(Saved data entries)
--
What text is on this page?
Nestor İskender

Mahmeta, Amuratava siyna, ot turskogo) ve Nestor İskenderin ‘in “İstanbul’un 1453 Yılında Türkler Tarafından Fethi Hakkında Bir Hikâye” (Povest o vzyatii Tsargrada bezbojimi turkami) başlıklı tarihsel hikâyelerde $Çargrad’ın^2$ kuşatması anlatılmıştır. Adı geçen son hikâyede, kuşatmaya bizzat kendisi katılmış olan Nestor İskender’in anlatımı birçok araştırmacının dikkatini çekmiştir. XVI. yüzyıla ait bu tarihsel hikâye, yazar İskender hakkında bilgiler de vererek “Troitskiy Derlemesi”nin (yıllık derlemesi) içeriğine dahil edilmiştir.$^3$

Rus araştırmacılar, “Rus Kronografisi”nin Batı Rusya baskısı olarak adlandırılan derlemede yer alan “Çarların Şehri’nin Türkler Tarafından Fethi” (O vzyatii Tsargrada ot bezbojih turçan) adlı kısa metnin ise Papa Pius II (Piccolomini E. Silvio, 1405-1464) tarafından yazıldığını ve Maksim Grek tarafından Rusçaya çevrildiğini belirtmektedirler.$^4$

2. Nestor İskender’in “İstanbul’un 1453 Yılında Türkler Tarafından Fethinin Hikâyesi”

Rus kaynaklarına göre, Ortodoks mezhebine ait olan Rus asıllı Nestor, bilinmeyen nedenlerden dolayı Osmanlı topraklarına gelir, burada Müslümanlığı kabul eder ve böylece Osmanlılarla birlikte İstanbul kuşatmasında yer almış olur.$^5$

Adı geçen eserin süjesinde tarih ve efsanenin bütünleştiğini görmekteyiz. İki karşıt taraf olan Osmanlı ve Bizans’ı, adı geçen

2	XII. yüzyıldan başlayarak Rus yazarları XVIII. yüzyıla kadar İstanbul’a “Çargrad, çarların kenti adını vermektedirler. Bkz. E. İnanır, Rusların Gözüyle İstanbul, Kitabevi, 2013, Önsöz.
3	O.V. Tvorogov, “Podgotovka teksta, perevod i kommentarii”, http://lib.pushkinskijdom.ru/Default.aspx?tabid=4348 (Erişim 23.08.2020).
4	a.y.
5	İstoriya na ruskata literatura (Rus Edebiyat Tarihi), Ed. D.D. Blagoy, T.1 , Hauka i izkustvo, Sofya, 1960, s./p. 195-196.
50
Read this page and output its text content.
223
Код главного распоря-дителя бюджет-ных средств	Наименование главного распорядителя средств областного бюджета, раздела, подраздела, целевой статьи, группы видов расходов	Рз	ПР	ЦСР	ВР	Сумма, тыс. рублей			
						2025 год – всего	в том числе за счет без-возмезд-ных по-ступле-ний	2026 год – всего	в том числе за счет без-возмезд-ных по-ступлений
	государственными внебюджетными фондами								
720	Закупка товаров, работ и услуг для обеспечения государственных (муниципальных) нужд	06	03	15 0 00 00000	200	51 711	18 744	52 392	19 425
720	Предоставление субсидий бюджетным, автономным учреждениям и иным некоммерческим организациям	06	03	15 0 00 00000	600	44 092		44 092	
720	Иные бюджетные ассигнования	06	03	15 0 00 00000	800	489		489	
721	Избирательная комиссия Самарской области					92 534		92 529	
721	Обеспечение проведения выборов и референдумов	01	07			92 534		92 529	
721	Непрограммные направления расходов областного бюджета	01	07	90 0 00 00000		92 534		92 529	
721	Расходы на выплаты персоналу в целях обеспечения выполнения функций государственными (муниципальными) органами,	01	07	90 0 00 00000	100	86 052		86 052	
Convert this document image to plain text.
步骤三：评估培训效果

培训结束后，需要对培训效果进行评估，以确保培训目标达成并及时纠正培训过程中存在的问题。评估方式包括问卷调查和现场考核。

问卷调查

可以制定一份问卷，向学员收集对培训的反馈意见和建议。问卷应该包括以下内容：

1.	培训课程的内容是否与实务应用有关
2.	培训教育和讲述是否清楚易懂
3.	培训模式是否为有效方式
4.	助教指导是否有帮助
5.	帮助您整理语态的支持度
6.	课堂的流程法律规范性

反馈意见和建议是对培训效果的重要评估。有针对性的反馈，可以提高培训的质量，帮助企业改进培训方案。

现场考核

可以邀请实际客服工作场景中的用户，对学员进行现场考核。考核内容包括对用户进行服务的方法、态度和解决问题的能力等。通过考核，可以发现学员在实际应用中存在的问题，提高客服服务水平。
--
What to do:
In the material above, tally every line with the string "Tsargrada" in it, then give that number alone.

Result of the exercise:
2